## BEGIN Dataset entries
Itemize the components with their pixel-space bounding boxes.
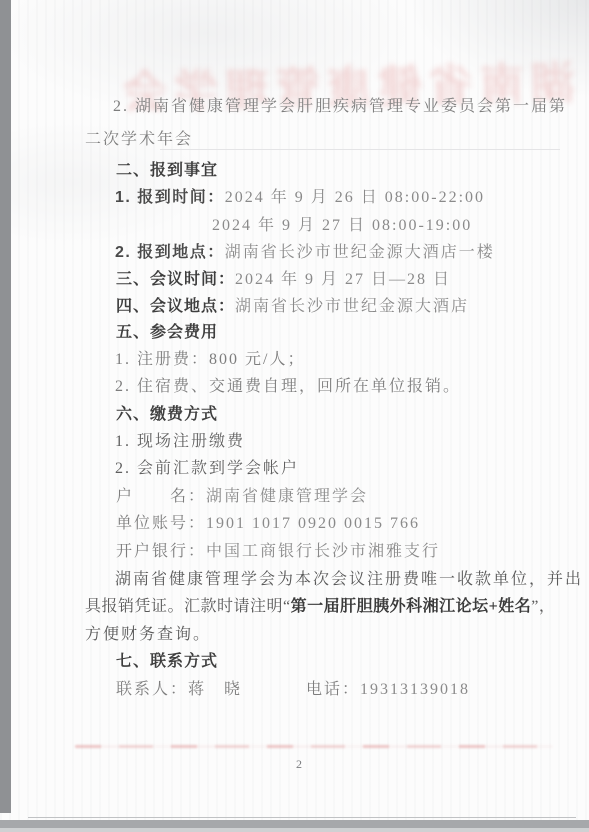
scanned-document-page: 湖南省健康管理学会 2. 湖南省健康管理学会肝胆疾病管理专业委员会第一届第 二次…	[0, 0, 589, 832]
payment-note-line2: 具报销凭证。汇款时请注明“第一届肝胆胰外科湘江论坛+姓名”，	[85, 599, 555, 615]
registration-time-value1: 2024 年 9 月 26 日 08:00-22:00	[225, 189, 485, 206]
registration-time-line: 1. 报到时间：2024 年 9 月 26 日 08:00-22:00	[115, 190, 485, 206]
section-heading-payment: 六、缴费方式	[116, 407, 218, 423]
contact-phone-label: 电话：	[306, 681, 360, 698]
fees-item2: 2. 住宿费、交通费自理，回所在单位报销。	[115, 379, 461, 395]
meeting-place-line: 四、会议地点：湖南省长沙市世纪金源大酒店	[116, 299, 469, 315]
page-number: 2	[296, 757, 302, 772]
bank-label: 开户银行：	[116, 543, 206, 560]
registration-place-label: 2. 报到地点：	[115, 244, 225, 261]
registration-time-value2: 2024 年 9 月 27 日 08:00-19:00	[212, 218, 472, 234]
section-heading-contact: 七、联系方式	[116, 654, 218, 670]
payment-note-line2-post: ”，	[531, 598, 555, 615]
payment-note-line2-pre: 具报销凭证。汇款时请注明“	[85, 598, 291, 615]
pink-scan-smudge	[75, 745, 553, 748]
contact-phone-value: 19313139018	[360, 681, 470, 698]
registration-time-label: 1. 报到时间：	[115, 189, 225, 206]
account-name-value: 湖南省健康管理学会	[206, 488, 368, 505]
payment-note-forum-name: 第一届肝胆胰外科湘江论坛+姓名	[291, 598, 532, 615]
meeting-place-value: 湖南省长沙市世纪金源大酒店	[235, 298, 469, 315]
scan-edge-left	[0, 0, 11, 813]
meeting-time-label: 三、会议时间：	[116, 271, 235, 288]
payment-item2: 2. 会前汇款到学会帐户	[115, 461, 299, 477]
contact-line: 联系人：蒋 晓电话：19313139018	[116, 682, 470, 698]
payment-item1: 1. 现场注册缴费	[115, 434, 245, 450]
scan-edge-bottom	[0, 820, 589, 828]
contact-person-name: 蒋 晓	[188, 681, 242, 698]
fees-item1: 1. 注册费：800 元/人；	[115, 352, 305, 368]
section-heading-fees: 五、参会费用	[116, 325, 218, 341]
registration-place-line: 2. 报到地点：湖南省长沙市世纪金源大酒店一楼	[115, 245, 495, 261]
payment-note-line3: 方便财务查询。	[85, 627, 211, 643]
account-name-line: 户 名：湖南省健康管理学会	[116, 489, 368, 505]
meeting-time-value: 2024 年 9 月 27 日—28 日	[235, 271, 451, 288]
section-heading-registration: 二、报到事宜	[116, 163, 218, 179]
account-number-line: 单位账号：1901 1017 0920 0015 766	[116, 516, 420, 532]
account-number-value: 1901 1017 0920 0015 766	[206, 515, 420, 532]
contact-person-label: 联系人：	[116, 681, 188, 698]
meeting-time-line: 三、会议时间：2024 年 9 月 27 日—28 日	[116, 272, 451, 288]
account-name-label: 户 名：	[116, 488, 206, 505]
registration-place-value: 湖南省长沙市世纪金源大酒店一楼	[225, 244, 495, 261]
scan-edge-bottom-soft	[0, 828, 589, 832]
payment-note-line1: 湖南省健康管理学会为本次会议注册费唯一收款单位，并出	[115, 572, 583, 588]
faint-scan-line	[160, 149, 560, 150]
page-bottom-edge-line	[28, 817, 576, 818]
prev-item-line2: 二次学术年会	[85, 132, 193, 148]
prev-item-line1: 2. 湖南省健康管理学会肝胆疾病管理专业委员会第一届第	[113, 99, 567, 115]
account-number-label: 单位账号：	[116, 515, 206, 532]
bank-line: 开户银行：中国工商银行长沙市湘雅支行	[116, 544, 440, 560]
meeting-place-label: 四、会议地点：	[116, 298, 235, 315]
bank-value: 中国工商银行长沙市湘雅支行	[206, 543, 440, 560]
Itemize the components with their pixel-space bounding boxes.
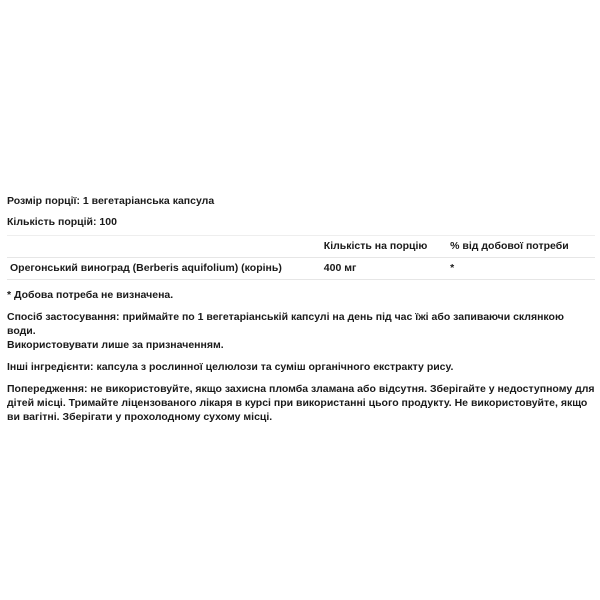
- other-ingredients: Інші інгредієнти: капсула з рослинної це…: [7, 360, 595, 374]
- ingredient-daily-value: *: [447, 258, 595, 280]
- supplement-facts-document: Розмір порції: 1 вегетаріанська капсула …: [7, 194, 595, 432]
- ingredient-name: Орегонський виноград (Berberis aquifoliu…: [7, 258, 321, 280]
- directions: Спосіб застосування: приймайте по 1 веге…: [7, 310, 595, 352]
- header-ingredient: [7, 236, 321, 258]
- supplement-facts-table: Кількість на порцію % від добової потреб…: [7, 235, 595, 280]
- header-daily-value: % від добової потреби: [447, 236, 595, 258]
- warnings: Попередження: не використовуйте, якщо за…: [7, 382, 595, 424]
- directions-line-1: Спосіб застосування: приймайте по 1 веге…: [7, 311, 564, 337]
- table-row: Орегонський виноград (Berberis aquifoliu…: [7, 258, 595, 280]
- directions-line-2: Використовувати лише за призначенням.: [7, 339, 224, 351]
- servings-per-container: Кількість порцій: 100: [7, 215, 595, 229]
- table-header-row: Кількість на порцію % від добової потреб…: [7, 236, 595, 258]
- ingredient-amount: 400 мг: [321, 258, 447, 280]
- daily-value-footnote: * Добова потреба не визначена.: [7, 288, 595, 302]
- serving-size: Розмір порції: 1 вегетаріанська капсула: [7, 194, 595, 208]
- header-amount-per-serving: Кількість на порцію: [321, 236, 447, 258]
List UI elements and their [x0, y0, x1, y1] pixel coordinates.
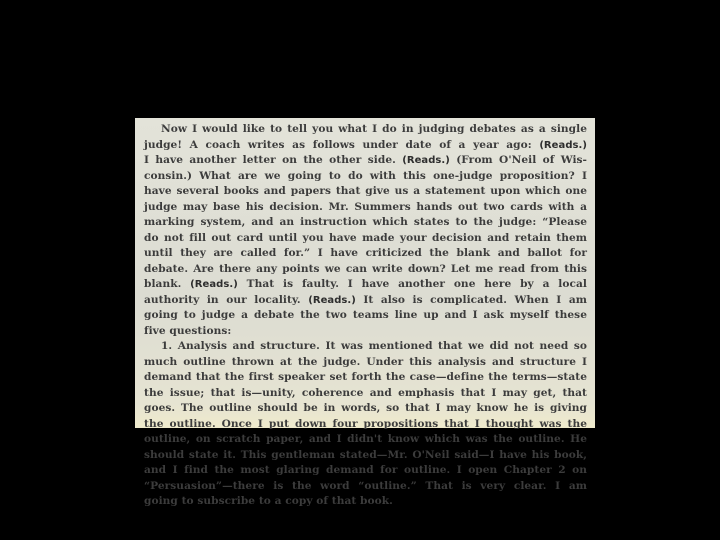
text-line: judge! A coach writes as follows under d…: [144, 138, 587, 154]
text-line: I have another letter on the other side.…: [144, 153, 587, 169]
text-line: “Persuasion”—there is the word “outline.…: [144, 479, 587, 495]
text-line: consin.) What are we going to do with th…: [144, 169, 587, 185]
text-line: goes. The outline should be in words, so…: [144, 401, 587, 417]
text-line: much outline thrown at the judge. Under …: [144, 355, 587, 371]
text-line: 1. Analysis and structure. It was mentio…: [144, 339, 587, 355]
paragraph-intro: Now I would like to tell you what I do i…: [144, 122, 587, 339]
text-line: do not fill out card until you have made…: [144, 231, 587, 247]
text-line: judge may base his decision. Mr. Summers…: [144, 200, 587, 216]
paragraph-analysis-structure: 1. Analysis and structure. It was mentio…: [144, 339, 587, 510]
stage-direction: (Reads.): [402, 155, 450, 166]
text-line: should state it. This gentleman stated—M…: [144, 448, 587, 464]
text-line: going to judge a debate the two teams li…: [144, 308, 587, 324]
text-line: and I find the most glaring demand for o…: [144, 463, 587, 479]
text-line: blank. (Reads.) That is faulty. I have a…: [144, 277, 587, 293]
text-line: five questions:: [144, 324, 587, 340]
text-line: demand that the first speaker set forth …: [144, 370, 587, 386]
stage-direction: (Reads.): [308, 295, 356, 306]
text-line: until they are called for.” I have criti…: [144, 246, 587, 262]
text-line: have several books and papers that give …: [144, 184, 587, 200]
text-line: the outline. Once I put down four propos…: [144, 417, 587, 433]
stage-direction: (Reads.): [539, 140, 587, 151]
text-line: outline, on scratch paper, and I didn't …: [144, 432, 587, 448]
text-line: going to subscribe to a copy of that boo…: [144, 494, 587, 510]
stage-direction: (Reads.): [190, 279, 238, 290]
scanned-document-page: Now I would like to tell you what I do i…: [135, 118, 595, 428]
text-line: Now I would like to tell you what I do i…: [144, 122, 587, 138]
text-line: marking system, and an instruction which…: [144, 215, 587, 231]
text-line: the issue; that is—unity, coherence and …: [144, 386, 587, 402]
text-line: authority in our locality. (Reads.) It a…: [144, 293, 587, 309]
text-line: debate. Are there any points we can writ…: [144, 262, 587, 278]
## END Dataset entries
### Exercise objective
Repeat every line of the rows above word for word, leaving out the pictures.

### Result
Itemize the components with their pixel-space bounding boxes.
scanned-document-page: 湖南省健康管理学会 2. 湖南省健康管理学会肝胆疾病管理专业委员会第一届第 二次…	[0, 0, 589, 832]
payment-note-line2: 具报销凭证。汇款时请注明“第一届肝胆胰外科湘江论坛+姓名”，	[85, 599, 555, 615]
registration-time-value1: 2024 年 9 月 26 日 08:00-22:00	[225, 189, 485, 206]
registration-time-line: 1. 报到时间：2024 年 9 月 26 日 08:00-22:00	[115, 190, 485, 206]
section-heading-payment: 六、缴费方式	[116, 407, 218, 423]
contact-phone-label: 电话：	[306, 681, 360, 698]
fees-item2: 2. 住宿费、交通费自理，回所在单位报销。	[115, 379, 461, 395]
meeting-place-line: 四、会议地点：湖南省长沙市世纪金源大酒店	[116, 299, 469, 315]
page-number: 2	[296, 757, 302, 772]
bank-label: 开户银行：	[116, 543, 206, 560]
registration-place-label: 2. 报到地点：	[115, 244, 225, 261]
registration-time-value2: 2024 年 9 月 27 日 08:00-19:00	[212, 218, 472, 234]
section-heading-contact: 七、联系方式	[116, 654, 218, 670]
payment-note-line2-post: ”，	[531, 598, 555, 615]
payment-note-line2-pre: 具报销凭证。汇款时请注明“	[85, 598, 291, 615]
pink-scan-smudge	[75, 745, 553, 748]
contact-phone-value: 19313139018	[360, 681, 470, 698]
registration-time-label: 1. 报到时间：	[115, 189, 225, 206]
account-name-value: 湖南省健康管理学会	[206, 488, 368, 505]
payment-note-forum-name: 第一届肝胆胰外科湘江论坛+姓名	[291, 598, 532, 615]
meeting-place-value: 湖南省长沙市世纪金源大酒店	[235, 298, 469, 315]
scan-edge-left	[0, 0, 11, 813]
meeting-time-label: 三、会议时间：	[116, 271, 235, 288]
payment-item2: 2. 会前汇款到学会帐户	[115, 461, 299, 477]
contact-line: 联系人：蒋 晓电话：19313139018	[116, 682, 470, 698]
payment-item1: 1. 现场注册缴费	[115, 434, 245, 450]
scan-edge-bottom	[0, 820, 589, 828]
contact-person-name: 蒋 晓	[188, 681, 242, 698]
fees-item1: 1. 注册费：800 元/人；	[115, 352, 305, 368]
section-heading-fees: 五、参会费用	[116, 325, 218, 341]
registration-place-line: 2. 报到地点：湖南省长沙市世纪金源大酒店一楼	[115, 245, 495, 261]
payment-note-line3: 方便财务查询。	[85, 627, 211, 643]
account-name-line: 户 名：湖南省健康管理学会	[116, 489, 368, 505]
meeting-time-value: 2024 年 9 月 27 日—28 日	[235, 271, 451, 288]
section-heading-registration: 二、报到事宜	[116, 163, 218, 179]
account-number-line: 单位账号：1901 1017 0920 0015 766	[116, 516, 420, 532]
account-number-value: 1901 1017 0920 0015 766	[206, 515, 420, 532]
contact-person-label: 联系人：	[116, 681, 188, 698]
meeting-time-line: 三、会议时间：2024 年 9 月 27 日—28 日	[116, 272, 451, 288]
account-name-label: 户 名：	[116, 488, 206, 505]
registration-place-value: 湖南省长沙市世纪金源大酒店一楼	[225, 244, 495, 261]
scan-edge-bottom-soft	[0, 828, 589, 832]
payment-note-line1: 湖南省健康管理学会为本次会议注册费唯一收款单位，并出	[115, 572, 583, 588]
faint-scan-line	[160, 149, 560, 150]
page-bottom-edge-line	[28, 817, 576, 818]
prev-item-line2: 二次学术年会	[85, 132, 193, 148]
prev-item-line1: 2. 湖南省健康管理学会肝胆疾病管理专业委员会第一届第	[113, 99, 567, 115]
account-number-label: 单位账号：	[116, 515, 206, 532]
bank-line: 开户银行：中国工商银行长沙市湘雅支行	[116, 544, 440, 560]
meeting-place-label: 四、会议地点：	[116, 298, 235, 315]
bank-value: 中国工商银行长沙市湘雅支行	[206, 543, 440, 560]
Itemize the components with their pixel-space bounding boxes.
- other-ingredients: Інші інгредієнти: капсула з рослинної це…: [7, 360, 595, 374]
- ingredient-daily-value: *: [447, 258, 595, 280]
- supplement-facts-document: Розмір порції: 1 вегетаріанська капсула …: [7, 194, 595, 432]
- ingredient-name: Орегонський виноград (Berberis aquifoliu…: [7, 258, 321, 280]
- directions: Спосіб застосування: приймайте по 1 веге…: [7, 310, 595, 352]
- header-ingredient: [7, 236, 321, 258]
- supplement-facts-table: Кількість на порцію % від добової потреб…: [7, 235, 595, 280]
- header-daily-value: % від добової потреби: [447, 236, 595, 258]
- warnings: Попередження: не використовуйте, якщо за…: [7, 382, 595, 424]
- directions-line-1: Спосіб застосування: приймайте по 1 веге…: [7, 311, 564, 337]
- table-row: Орегонський виноград (Berberis aquifoliu…: [7, 258, 595, 280]
- directions-line-2: Використовувати лише за призначенням.: [7, 339, 224, 351]
- servings-per-container: Кількість порцій: 100: [7, 215, 595, 229]
- table-header-row: Кількість на порцію % від добової потреб…: [7, 236, 595, 258]
- ingredient-amount: 400 мг: [321, 258, 447, 280]
- daily-value-footnote: * Добова потреба не визначена.: [7, 288, 595, 302]
- serving-size: Розмір порції: 1 вегетаріанська капсула: [7, 194, 595, 208]
- header-amount-per-serving: Кількість на порцію: [321, 236, 447, 258]
List UI elements and their [x0, y0, x1, y1] pixel coordinates.
text-line: judge! A coach writes as follows under d…: [144, 138, 587, 154]
text-line: I have another letter on the other side.…: [144, 153, 587, 169]
text-line: “Persuasion”—there is the word “outline.…: [144, 479, 587, 495]
text-line: consin.) What are we going to do with th…: [144, 169, 587, 185]
text-line: goes. The outline should be in words, so…: [144, 401, 587, 417]
text-line: much outline thrown at the judge. Under …: [144, 355, 587, 371]
text-line: 1. Analysis and structure. It was mentio…: [144, 339, 587, 355]
paragraph-intro: Now I would like to tell you what I do i…: [144, 122, 587, 339]
text-line: do not fill out card until you have made…: [144, 231, 587, 247]
text-line: judge may base his decision. Mr. Summers…: [144, 200, 587, 216]
paragraph-analysis-structure: 1. Analysis and structure. It was mentio…: [144, 339, 587, 510]
stage-direction: (Reads.): [402, 155, 450, 166]
text-line: should state it. This gentleman stated—M…: [144, 448, 587, 464]
text-line: going to judge a debate the two teams li…: [144, 308, 587, 324]
text-line: and I find the most glaring demand for o…: [144, 463, 587, 479]
text-line: blank. (Reads.) That is faulty. I have a…: [144, 277, 587, 293]
text-line: five questions:: [144, 324, 587, 340]
text-line: demand that the first speaker set forth …: [144, 370, 587, 386]
stage-direction: (Reads.): [308, 295, 356, 306]
text-line: until they are called for.” I have criti…: [144, 246, 587, 262]
text-line: have several books and papers that give …: [144, 184, 587, 200]
text-line: the outline. Once I put down four propos…: [144, 417, 587, 433]
stage-direction: (Reads.): [539, 140, 587, 151]
text-line: outline, on scratch paper, and I didn't …: [144, 432, 587, 448]
text-line: going to subscribe to a copy of that boo…: [144, 494, 587, 510]
stage-direction: (Reads.): [190, 279, 238, 290]
scanned-document-page: Now I would like to tell you what I do i…: [135, 118, 595, 428]
text-line: Now I would like to tell you what I do i…: [144, 122, 587, 138]
text-line: marking system, and an instruction which…: [144, 215, 587, 231]
text-line: the issue; that is—unity, coherence and …: [144, 386, 587, 402]
text-line: authority in our locality. (Reads.) It a…: [144, 293, 587, 309]
text-line: debate. Are there any points we can writ…: [144, 262, 587, 278]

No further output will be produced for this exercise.